- Short problem: Turn the lines of both items below into a single numbered list, leaving out blank lines and the picture placeholders.

- Listing:
════════════════════

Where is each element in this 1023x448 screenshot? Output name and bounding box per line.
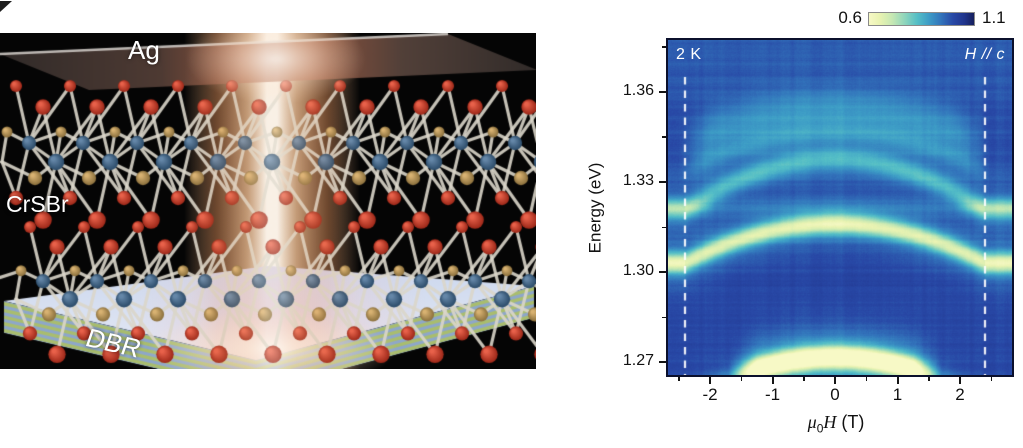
x-minor-tick	[803, 377, 805, 381]
field-units: (T)	[836, 412, 865, 432]
corner-mark	[0, 1, 12, 12]
x-tick	[771, 377, 774, 384]
microcavity-schematic: Ag CrSBr DBR	[0, 33, 536, 369]
field-symbol: H	[964, 46, 977, 63]
colorbar-min-label: 0.6	[838, 8, 862, 27]
y-minor-tick	[662, 226, 666, 228]
x-tick	[959, 377, 961, 384]
x-tick-label: 1	[892, 385, 903, 404]
y-tick	[659, 90, 666, 93]
x-axis-label: μ0H (T)	[761, 412, 911, 436]
y-minor-tick	[662, 46, 666, 48]
mirror-label: Ag	[128, 35, 160, 65]
y-tick-label: 1.27	[622, 352, 654, 370]
field-separator: //	[976, 46, 997, 63]
x-tick-label: 2	[955, 385, 965, 404]
x-tick	[896, 377, 899, 384]
schematic-canvas	[0, 33, 536, 369]
field-orientation-annotation: H // c	[965, 46, 1005, 64]
x-minor-tick	[865, 377, 868, 381]
y-tick-label: 1.33	[622, 171, 654, 189]
y-tick-label: 1.36	[622, 81, 654, 99]
x-minor-tick	[740, 377, 743, 381]
mu-symbol: μ	[807, 412, 817, 432]
colorbar-max-label: 1.1	[982, 8, 1006, 27]
x-tick	[834, 377, 836, 384]
x-minor-tick	[990, 377, 993, 381]
x-tick-label: 0	[830, 385, 840, 404]
y-minor-tick	[662, 136, 666, 138]
heatmap-canvas	[668, 40, 1012, 375]
x-tick-label: -1	[764, 385, 781, 404]
x-tick	[709, 377, 711, 384]
mu-subscript: 0	[816, 421, 824, 436]
y-tick	[659, 180, 666, 183]
colorbar	[868, 12, 975, 26]
field-axis: c	[996, 46, 1005, 63]
x-minor-tick	[928, 377, 930, 381]
heatmap-plot: 2 K H // c	[666, 38, 1014, 377]
field-h-symbol: H	[823, 412, 837, 432]
temperature-annotation: 2 K	[676, 46, 702, 63]
crystal-label: CrSBr	[6, 191, 69, 217]
x-minor-tick	[678, 377, 680, 381]
y-tick	[659, 271, 666, 274]
y-tick-label: 1.30	[622, 262, 654, 280]
y-axis-label: Energy (eV)	[585, 162, 605, 253]
y-tick	[659, 361, 666, 364]
x-tick-label: -2	[702, 385, 718, 404]
y-minor-tick	[662, 316, 666, 319]
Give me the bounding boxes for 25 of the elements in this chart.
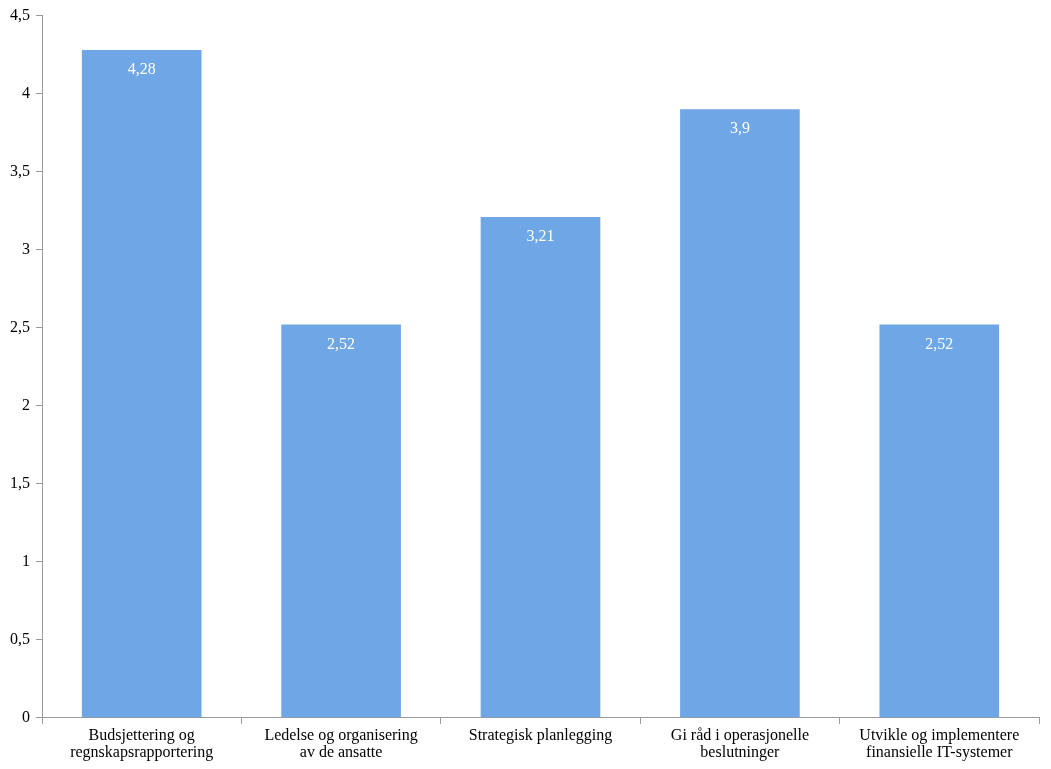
data-label: 3,9 (729, 119, 750, 137)
data-label: 2,52 (925, 334, 954, 352)
x-tick-label: Strategisk planlegging (468, 725, 613, 744)
data-label: 4,28 (127, 60, 156, 78)
bar (879, 324, 1000, 718)
bar (81, 49, 202, 718)
y-tick-label: 3,5 (10, 161, 30, 179)
data-label: 3,21 (526, 227, 555, 245)
bar (281, 324, 401, 718)
y-tick-label: 4,5 (10, 5, 30, 23)
y-tick-label: 1,5 (10, 473, 30, 491)
x-tick-label: Utvikle og implementere finansielle IT-systemer (859, 725, 1020, 762)
x-tick-label: Budsjettering og regnskapsrapportering (70, 725, 214, 762)
y-tick-label: 4 (22, 83, 30, 101)
y-tick-label: 2 (22, 395, 30, 413)
y-tick-label: 1 (22, 551, 30, 569)
y-tick-label: 0 (22, 708, 30, 725)
bar (480, 216, 601, 718)
x-tick-label: Ledelse og organisering av de ansatte (264, 725, 418, 761)
bar (680, 109, 800, 718)
y-tick-label: 3 (22, 239, 30, 257)
y-tick-label: 2,5 (10, 317, 30, 335)
y-tick-label: 0,5 (10, 629, 30, 647)
data-label: 2,52 (327, 334, 356, 352)
x-tick-label: Gi råd i operasjonelle beslutninger (670, 725, 809, 762)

════════════════════

- Full solution:
1. Where is each element in this 1023x448 screenshot? Output name and bounding box per line.
2. x-minor-tick	[803, 377, 805, 381]
3. field-units: (T)	[836, 412, 865, 432]
4. corner-mark	[0, 1, 12, 12]
5. x-tick	[771, 377, 774, 384]
6. microcavity-schematic: Ag CrSBr DBR	[0, 33, 536, 369]
7. field-symbol: H	[964, 46, 977, 63]
8. colorbar-min-label: 0.6	[838, 8, 862, 27]
9. y-minor-tick	[662, 226, 666, 228]
10. x-tick	[959, 377, 961, 384]
11. x-tick-label: 1	[892, 385, 903, 404]
12. y-tick	[659, 90, 666, 93]
13. x-axis-label: μ0H (T)	[761, 412, 911, 436]
14. y-minor-tick	[662, 46, 666, 48]
15. mirror-label: Ag	[128, 35, 160, 65]
16. y-tick-label: 1.27	[622, 352, 654, 370]
17. field-separator: //	[976, 46, 997, 63]
18. x-tick-label: 2	[955, 385, 965, 404]
19. x-tick	[896, 377, 899, 384]
20. schematic-canvas	[0, 33, 536, 369]
21. field-orientation-annotation: H // c	[965, 46, 1005, 64]
22. x-minor-tick	[865, 377, 868, 381]
23. y-tick-label: 1.33	[622, 171, 654, 189]
24. y-tick-label: 1.36	[622, 81, 654, 99]
25. x-minor-tick	[740, 377, 743, 381]
26. mu-symbol: μ	[807, 412, 817, 432]
27. colorbar-max-label: 1.1	[982, 8, 1006, 27]
28. x-tick	[834, 377, 836, 384]
29. x-minor-tick	[990, 377, 993, 381]
30. x-tick-label: 0	[830, 385, 840, 404]
31. y-minor-tick	[662, 136, 666, 138]
32. heatmap-canvas	[668, 40, 1012, 375]
33. x-tick-label: -1	[764, 385, 781, 404]
34. x-tick	[709, 377, 711, 384]
35. mu-subscript: 0	[816, 421, 824, 436]
36. y-tick	[659, 180, 666, 183]
37. colorbar	[868, 12, 975, 26]
38. field-axis: c	[996, 46, 1005, 63]
39. x-minor-tick	[928, 377, 930, 381]
40. heatmap-plot: 2 K H // c	[666, 38, 1014, 377]
41. field-h-symbol: H	[823, 412, 837, 432]
42. temperature-annotation: 2 K	[676, 46, 702, 63]
43. crystal-label: CrSBr	[6, 191, 69, 217]
44. x-minor-tick	[678, 377, 680, 381]
45. y-tick	[659, 271, 666, 274]
46. y-tick-label: 1.30	[622, 262, 654, 280]
47. y-axis-label: Energy (eV)	[585, 162, 605, 253]
48. y-tick	[659, 361, 666, 364]
49. x-tick-label: -2	[702, 385, 718, 404]
50. y-minor-tick	[662, 316, 666, 319]
51. Give me the bounding boxes for 25 of the elements in this chart.
52. data-label: 3,9 (729, 119, 750, 137)
53. data-label: 2,52 (925, 334, 954, 352)
54. x-tick-label: Strategisk planlegging (468, 725, 613, 744)
55. data-label: 4,28 (127, 60, 156, 78)
56. bar (879, 324, 1000, 718)
57. bar (81, 49, 202, 718)
58. y-tick-label: 3,5 (10, 161, 30, 179)
59. data-label: 3,21 (526, 227, 555, 245)
60. bar (281, 324, 401, 718)
61. y-tick-label: 4,5 (10, 5, 30, 23)
62. y-tick-label: 1,5 (10, 473, 30, 491)
63. x-tick-label: Utvikle og implementere finansielle IT-systemer (859, 725, 1020, 762)
64. x-tick-label: Budsjettering og regnskapsrapportering (70, 725, 214, 762)
65. y-tick-label: 4 (22, 83, 30, 101)
66. y-tick-label: 2 (22, 395, 30, 413)
67. y-tick-label: 1 (22, 551, 30, 569)
68. y-tick-label: 0 (22, 708, 30, 725)
69. bar (480, 216, 601, 718)
70. x-tick-label: Ledelse og organisering av de ansatte (264, 725, 418, 761)
71. bar (680, 109, 800, 718)
72. y-tick-label: 3 (22, 239, 30, 257)
73. y-tick-label: 2,5 (10, 317, 30, 335)
74. y-tick-label: 0,5 (10, 629, 30, 647)
75. data-label: 2,52 (327, 334, 356, 352)
76. x-tick-label: Gi råd i operasjonelle beslutninger (670, 725, 809, 762)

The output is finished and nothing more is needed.